*EXERCISE AIM*.
Copy, from the entries below, each line in which the string "ffffff" appears.

* BEGIN *

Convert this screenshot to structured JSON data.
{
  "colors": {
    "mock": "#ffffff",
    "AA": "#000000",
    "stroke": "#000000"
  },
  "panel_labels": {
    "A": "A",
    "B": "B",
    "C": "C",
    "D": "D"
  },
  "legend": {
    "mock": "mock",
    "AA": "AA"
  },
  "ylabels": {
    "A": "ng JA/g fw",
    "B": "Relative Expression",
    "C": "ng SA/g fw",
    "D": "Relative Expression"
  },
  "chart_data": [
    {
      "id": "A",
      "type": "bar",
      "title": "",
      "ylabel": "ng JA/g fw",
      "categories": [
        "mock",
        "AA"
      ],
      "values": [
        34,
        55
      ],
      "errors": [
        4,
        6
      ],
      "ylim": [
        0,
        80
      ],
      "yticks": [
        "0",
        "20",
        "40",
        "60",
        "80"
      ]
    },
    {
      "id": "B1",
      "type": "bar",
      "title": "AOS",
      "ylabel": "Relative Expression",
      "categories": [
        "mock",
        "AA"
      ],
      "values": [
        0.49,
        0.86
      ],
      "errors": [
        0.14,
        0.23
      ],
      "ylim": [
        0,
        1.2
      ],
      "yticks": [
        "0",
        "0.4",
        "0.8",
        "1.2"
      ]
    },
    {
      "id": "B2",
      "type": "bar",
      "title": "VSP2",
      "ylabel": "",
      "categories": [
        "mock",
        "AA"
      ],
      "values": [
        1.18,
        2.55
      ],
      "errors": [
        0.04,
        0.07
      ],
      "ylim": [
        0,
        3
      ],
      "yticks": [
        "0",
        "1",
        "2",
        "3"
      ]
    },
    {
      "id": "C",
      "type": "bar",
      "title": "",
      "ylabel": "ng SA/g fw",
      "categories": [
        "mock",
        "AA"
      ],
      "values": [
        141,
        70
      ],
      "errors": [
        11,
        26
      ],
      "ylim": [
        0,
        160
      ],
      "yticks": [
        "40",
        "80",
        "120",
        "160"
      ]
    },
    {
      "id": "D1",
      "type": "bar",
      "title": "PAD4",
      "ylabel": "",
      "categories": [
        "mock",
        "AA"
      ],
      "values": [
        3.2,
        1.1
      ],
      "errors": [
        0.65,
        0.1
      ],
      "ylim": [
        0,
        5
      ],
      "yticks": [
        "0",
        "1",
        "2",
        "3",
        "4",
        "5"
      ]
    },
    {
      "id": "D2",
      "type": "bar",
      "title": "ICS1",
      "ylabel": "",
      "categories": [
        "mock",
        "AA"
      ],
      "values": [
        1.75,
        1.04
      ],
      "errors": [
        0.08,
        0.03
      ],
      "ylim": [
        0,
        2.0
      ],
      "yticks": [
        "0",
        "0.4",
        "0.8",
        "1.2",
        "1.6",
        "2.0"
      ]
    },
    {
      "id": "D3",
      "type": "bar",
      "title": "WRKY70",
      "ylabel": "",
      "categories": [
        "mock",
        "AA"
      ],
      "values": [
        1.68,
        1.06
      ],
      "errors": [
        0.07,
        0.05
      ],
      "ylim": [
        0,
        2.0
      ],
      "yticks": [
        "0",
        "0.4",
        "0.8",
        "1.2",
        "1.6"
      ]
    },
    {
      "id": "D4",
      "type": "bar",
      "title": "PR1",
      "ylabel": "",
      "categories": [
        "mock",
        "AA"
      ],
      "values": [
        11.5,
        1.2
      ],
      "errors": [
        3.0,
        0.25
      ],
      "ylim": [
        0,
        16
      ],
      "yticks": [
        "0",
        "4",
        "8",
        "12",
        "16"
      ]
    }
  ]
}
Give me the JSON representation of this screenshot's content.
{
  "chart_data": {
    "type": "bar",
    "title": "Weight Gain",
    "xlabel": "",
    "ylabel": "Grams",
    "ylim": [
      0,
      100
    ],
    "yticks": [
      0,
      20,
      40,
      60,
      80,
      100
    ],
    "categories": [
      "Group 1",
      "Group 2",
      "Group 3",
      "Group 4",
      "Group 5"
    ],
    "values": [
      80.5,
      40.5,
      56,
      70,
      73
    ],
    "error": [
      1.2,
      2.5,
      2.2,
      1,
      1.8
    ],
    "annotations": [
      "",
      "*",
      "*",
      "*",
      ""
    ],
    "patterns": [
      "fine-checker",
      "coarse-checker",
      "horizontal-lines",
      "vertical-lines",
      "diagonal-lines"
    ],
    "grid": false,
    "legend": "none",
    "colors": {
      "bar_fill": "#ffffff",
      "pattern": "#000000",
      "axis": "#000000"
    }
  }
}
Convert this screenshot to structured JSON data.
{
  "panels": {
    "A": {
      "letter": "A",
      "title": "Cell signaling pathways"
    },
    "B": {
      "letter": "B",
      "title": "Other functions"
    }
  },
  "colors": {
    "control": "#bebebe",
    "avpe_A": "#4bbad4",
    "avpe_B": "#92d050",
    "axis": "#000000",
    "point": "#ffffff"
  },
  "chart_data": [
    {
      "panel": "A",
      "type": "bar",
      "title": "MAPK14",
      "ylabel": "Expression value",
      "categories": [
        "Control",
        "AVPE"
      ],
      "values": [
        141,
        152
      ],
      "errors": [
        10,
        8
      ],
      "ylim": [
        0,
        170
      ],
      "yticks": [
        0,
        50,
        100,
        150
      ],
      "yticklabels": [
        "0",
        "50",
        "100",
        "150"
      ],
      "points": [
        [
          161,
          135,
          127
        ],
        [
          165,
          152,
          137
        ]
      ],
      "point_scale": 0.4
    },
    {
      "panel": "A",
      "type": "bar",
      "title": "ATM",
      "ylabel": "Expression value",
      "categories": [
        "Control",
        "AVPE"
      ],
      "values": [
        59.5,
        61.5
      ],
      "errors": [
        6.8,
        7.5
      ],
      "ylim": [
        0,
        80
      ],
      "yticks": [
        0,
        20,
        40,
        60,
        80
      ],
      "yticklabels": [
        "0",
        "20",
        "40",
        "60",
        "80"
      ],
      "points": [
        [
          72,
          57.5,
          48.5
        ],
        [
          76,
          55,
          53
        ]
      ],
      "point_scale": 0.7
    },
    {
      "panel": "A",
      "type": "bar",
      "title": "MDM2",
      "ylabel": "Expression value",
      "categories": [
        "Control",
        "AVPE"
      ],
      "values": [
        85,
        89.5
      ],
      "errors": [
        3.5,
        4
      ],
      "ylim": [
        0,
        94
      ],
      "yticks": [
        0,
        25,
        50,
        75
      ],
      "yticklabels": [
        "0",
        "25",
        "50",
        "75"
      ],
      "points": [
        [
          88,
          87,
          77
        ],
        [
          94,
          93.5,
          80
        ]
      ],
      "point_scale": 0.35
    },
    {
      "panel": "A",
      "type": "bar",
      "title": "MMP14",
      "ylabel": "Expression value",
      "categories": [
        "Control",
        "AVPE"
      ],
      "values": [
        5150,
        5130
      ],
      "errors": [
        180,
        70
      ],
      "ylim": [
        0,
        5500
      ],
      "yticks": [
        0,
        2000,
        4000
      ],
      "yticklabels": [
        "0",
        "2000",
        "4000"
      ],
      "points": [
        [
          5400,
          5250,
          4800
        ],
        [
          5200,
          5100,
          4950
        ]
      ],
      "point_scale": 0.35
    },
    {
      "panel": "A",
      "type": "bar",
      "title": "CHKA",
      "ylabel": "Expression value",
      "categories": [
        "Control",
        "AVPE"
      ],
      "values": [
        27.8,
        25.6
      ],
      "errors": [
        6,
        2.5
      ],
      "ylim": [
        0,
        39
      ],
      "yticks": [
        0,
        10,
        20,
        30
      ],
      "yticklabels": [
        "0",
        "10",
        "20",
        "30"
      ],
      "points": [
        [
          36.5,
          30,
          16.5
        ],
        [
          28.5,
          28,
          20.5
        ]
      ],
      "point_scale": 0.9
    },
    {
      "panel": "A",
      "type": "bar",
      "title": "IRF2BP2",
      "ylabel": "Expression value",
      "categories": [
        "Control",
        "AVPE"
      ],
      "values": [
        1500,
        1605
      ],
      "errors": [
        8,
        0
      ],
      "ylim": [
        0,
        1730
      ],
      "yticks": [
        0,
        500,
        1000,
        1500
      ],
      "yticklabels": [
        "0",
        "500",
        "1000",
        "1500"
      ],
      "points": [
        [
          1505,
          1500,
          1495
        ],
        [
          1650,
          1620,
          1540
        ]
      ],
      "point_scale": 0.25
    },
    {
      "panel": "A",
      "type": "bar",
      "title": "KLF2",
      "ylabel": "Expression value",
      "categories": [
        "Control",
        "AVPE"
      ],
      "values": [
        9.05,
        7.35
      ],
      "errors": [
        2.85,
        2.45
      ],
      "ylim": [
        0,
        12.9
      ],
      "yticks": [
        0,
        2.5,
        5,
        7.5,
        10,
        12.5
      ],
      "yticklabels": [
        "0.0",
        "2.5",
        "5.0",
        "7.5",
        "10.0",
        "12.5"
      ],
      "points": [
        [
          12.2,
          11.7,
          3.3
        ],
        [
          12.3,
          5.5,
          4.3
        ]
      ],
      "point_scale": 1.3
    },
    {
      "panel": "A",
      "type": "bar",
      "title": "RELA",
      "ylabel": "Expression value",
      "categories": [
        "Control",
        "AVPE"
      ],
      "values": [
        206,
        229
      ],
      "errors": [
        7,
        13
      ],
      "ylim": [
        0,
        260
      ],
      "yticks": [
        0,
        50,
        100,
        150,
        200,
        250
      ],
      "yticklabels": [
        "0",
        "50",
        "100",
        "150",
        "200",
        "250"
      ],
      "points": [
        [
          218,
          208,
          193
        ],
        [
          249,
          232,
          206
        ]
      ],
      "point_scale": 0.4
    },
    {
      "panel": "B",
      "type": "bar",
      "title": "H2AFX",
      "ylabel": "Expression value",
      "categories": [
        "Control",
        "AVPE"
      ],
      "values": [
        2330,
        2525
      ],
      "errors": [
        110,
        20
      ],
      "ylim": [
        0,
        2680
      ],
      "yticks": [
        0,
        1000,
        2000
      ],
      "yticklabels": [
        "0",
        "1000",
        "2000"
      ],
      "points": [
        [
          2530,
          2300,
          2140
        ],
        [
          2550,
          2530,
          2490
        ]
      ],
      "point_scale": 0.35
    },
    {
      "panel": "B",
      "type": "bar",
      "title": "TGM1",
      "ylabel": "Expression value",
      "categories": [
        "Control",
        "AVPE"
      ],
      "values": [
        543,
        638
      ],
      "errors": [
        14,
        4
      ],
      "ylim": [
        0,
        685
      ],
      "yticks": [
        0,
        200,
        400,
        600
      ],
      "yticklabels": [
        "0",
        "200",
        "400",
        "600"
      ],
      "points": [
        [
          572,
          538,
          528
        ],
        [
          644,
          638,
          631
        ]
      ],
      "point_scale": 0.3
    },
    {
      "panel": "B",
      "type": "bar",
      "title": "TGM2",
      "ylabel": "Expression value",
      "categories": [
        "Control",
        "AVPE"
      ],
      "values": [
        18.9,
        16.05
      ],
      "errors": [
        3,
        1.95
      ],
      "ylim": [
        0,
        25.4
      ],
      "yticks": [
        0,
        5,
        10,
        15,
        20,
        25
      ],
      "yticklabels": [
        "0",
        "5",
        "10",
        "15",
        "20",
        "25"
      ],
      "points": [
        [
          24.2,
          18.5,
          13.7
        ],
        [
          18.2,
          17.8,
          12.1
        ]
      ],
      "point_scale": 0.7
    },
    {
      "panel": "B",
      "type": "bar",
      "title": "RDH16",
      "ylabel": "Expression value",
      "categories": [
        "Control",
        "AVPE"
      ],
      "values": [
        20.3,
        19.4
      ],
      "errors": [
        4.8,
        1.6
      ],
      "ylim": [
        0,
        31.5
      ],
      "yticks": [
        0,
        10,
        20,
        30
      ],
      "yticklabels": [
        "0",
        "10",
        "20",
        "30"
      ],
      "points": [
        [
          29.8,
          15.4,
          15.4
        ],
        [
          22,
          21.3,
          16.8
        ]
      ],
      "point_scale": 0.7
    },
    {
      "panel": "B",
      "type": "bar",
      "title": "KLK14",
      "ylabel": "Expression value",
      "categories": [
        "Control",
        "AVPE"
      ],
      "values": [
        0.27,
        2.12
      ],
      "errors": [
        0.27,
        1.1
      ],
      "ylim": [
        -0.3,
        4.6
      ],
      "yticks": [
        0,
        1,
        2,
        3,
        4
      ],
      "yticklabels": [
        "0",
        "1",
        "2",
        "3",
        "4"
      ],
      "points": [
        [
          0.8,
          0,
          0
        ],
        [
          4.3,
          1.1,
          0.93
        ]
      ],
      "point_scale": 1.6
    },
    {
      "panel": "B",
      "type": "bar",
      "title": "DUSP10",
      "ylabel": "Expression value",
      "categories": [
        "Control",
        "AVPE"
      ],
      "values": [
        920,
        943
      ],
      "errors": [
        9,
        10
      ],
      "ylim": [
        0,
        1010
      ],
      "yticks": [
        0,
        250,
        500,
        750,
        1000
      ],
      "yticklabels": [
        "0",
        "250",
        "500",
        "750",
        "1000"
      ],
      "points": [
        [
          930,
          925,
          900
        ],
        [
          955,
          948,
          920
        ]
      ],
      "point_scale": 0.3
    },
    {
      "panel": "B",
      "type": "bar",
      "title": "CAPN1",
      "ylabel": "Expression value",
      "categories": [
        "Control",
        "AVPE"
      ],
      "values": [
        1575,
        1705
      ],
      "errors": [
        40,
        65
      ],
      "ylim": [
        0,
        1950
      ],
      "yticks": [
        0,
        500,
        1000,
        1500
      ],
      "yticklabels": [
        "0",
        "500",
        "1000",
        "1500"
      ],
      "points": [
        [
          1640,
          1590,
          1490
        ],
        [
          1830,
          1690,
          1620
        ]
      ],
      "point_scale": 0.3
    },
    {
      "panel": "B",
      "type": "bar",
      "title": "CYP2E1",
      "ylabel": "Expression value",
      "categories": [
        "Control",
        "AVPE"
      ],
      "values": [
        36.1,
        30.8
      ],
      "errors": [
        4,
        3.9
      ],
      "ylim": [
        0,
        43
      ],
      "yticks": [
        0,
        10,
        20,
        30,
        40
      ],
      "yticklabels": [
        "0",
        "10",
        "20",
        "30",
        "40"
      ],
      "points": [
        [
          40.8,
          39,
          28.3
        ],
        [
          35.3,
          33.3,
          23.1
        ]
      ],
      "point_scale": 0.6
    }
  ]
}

* END *

*WRITTEN ANSWER*.
    "mock": "#ffffff",
      "bar_fill": "#ffffff",
    "point": "#ffffff"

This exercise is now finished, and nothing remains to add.